▸ Task to complete
For this exercise, repeat all of the material verbatim apart from its images.

▸ Record extracts

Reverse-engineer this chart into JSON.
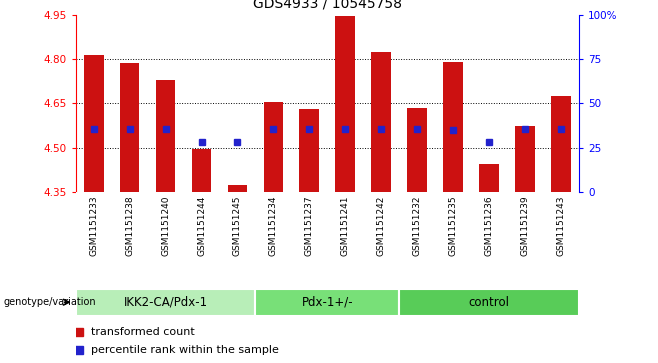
{
  "title": "GDS4933 / 10545758",
  "samples": [
    "GSM1151233",
    "GSM1151238",
    "GSM1151240",
    "GSM1151244",
    "GSM1151245",
    "GSM1151234",
    "GSM1151237",
    "GSM1151241",
    "GSM1151242",
    "GSM1151232",
    "GSM1151235",
    "GSM1151236",
    "GSM1151239",
    "GSM1151243"
  ],
  "bar_values": [
    4.815,
    4.785,
    4.73,
    4.495,
    4.375,
    4.655,
    4.63,
    4.945,
    4.825,
    4.635,
    4.79,
    4.445,
    4.575,
    4.675
  ],
  "blue_values": [
    4.565,
    4.565,
    4.565,
    4.52,
    4.52,
    4.565,
    4.565,
    4.565,
    4.565,
    4.565,
    4.56,
    4.52,
    4.565,
    4.565
  ],
  "groups": [
    {
      "name": "IKK2-CA/Pdx-1",
      "count": 5,
      "color": "#b8eeb8"
    },
    {
      "name": "Pdx-1+/-",
      "count": 4,
      "color": "#78e078"
    },
    {
      "name": "control",
      "count": 5,
      "color": "#58cc58"
    }
  ],
  "ymin": 4.35,
  "ymax": 4.95,
  "yticks": [
    4.35,
    4.5,
    4.65,
    4.8,
    4.95
  ],
  "y2ticks": [
    0,
    25,
    50,
    75,
    100
  ],
  "bar_color": "#cc1111",
  "blue_color": "#2222cc",
  "bar_width": 0.55,
  "plot_bg_color": "#ffffff",
  "label_fontsize": 6.5,
  "title_fontsize": 10,
  "tick_fontsize": 7.5,
  "group_fontsize": 8.5,
  "legend_fontsize": 8
}
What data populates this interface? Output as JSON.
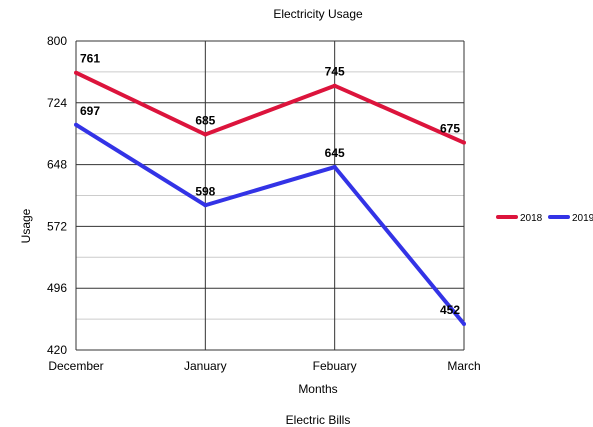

▸ Output of the exercise
Reverse-engineer this chart into JSON.
{
  "title": "GDS4933 / 10545758",
  "samples": [
    "GSM1151233",
    "GSM1151238",
    "GSM1151240",
    "GSM1151244",
    "GSM1151245",
    "GSM1151234",
    "GSM1151237",
    "GSM1151241",
    "GSM1151242",
    "GSM1151232",
    "GSM1151235",
    "GSM1151236",
    "GSM1151239",
    "GSM1151243"
  ],
  "bar_values": [
    4.815,
    4.785,
    4.73,
    4.495,
    4.375,
    4.655,
    4.63,
    4.945,
    4.825,
    4.635,
    4.79,
    4.445,
    4.575,
    4.675
  ],
  "blue_values": [
    4.565,
    4.565,
    4.565,
    4.52,
    4.52,
    4.565,
    4.565,
    4.565,
    4.565,
    4.565,
    4.56,
    4.52,
    4.565,
    4.565
  ],
  "groups": [
    {
      "name": "IKK2-CA/Pdx-1",
      "count": 5,
      "color": "#b8eeb8"
    },
    {
      "name": "Pdx-1+/-",
      "count": 4,
      "color": "#78e078"
    },
    {
      "name": "control",
      "count": 5,
      "color": "#58cc58"
    }
  ],
  "ymin": 4.35,
  "ymax": 4.95,
  "yticks": [
    4.35,
    4.5,
    4.65,
    4.8,
    4.95
  ],
  "y2ticks": [
    0,
    25,
    50,
    75,
    100
  ],
  "bar_color": "#cc1111",
  "blue_color": "#2222cc",
  "bar_width": 0.55,
  "plot_bg_color": "#ffffff",
  "label_fontsize": 6.5,
  "title_fontsize": 10,
  "tick_fontsize": 7.5,
  "group_fontsize": 8.5,
  "legend_fontsize": 8
}
What data populates this interface? Output as JSON.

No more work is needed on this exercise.